# [Excerpts from a figure dataset]
::::::

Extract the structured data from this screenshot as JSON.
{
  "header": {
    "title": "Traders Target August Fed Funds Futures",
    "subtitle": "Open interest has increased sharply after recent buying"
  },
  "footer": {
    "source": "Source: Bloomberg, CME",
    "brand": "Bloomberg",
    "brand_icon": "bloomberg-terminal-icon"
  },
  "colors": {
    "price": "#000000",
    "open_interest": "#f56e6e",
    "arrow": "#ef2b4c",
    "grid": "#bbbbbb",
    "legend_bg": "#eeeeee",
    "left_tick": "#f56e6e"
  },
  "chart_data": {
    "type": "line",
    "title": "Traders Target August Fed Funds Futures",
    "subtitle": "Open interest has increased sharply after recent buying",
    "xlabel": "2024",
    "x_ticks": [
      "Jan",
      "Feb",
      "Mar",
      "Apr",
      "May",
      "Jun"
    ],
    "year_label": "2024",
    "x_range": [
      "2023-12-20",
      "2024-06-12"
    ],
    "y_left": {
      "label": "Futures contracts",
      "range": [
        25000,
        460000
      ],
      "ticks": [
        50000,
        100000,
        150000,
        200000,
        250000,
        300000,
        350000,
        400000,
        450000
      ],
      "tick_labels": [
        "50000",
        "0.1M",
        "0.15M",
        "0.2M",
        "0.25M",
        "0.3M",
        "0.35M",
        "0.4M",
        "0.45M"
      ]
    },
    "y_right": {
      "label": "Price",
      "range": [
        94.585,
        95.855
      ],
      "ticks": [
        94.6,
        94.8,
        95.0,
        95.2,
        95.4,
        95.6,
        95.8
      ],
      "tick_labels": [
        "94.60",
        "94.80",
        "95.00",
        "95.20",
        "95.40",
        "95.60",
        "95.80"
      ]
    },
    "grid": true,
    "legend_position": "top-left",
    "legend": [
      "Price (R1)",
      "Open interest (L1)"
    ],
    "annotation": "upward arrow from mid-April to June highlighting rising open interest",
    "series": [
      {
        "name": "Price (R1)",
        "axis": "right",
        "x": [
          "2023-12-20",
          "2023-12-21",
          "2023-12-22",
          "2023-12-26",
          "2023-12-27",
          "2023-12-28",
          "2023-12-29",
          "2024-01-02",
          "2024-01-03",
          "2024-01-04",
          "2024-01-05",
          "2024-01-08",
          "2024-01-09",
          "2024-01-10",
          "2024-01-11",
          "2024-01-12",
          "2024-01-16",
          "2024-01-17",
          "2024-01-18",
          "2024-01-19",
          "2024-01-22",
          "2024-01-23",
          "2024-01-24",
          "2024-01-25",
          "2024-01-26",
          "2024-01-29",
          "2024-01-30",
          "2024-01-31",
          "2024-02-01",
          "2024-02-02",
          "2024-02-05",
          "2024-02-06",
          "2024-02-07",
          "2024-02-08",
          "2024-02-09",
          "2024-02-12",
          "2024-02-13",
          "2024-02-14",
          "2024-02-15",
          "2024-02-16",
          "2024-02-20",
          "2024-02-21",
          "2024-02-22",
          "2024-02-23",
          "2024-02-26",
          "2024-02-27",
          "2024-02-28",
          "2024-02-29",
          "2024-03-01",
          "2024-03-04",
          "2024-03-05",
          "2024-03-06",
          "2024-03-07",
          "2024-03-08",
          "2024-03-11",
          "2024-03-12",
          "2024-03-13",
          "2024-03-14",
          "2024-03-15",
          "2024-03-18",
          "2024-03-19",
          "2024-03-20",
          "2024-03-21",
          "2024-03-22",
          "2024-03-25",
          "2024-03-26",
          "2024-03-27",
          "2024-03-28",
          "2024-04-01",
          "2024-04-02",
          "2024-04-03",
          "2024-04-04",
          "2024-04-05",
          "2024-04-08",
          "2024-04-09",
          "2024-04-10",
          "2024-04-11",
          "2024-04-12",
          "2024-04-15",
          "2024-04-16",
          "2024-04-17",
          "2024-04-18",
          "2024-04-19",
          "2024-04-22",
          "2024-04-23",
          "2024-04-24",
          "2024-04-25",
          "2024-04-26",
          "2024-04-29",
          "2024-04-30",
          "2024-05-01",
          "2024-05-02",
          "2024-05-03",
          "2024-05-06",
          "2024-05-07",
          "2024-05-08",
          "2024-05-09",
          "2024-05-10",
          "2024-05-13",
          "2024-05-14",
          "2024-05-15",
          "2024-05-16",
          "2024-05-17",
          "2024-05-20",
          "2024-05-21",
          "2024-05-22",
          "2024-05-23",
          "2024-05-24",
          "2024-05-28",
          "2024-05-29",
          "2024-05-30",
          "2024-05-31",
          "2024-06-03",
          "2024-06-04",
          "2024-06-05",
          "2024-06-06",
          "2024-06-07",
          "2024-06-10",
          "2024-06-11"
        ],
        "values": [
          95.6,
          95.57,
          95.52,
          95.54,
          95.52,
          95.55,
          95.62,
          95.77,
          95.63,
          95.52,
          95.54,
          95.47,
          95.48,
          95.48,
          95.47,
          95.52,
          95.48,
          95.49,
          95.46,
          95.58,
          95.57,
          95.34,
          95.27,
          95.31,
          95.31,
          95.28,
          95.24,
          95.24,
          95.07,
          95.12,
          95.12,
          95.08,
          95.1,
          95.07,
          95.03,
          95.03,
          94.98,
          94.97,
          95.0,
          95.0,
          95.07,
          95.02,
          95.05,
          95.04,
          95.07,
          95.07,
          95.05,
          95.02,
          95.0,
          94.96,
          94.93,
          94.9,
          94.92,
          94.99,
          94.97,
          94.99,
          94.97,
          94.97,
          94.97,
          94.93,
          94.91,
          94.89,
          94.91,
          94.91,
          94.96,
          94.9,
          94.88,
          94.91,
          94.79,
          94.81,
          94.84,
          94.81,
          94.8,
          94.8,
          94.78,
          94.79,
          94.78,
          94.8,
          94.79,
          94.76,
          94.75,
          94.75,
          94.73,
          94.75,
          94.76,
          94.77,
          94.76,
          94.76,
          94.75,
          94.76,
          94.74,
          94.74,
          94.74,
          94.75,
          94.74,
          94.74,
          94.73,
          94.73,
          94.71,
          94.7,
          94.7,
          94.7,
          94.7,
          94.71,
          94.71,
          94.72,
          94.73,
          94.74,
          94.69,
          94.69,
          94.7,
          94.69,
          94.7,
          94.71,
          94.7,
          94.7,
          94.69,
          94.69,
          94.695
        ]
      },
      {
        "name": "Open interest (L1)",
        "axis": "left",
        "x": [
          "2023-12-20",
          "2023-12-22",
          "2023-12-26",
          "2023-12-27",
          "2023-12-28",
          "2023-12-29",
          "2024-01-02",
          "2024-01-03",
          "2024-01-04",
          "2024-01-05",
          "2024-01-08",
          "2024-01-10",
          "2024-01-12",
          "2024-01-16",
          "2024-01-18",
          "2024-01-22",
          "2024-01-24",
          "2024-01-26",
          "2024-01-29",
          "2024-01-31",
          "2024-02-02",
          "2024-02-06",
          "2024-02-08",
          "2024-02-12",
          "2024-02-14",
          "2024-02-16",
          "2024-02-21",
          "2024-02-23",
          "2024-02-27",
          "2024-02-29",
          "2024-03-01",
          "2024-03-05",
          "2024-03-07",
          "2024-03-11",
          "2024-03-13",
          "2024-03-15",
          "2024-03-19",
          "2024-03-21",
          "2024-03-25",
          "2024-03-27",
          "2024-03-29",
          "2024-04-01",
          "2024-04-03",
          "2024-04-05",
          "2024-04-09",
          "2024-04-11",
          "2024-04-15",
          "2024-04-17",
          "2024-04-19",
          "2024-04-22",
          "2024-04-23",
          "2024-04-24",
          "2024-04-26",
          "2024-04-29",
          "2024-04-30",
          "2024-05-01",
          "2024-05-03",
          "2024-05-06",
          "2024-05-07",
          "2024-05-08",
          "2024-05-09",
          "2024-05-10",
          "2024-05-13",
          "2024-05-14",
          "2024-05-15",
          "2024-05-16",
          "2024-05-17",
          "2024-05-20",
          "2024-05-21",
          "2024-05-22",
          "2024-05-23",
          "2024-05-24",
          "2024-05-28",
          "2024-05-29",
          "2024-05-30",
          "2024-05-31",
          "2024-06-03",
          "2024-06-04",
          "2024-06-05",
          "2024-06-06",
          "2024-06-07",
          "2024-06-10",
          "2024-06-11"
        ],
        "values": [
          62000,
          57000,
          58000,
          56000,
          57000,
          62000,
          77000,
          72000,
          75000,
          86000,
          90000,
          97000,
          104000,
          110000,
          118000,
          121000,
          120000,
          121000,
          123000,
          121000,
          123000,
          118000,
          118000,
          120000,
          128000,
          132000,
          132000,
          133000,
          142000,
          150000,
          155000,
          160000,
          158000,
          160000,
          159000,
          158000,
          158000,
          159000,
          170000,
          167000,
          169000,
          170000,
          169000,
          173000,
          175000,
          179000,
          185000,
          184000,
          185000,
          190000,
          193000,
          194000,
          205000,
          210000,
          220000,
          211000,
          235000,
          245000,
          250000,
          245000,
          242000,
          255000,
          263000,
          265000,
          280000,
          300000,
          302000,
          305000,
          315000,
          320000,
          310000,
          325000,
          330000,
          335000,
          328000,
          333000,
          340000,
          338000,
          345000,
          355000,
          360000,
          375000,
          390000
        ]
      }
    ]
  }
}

::::::

# [Work to complete]
Copy out every line of the data that includes "buying".

# [Task output]
    "subtitle": "Open interest has increased sharply after recent buying"
    "subtitle": "Open interest has increased sharply after recent buying",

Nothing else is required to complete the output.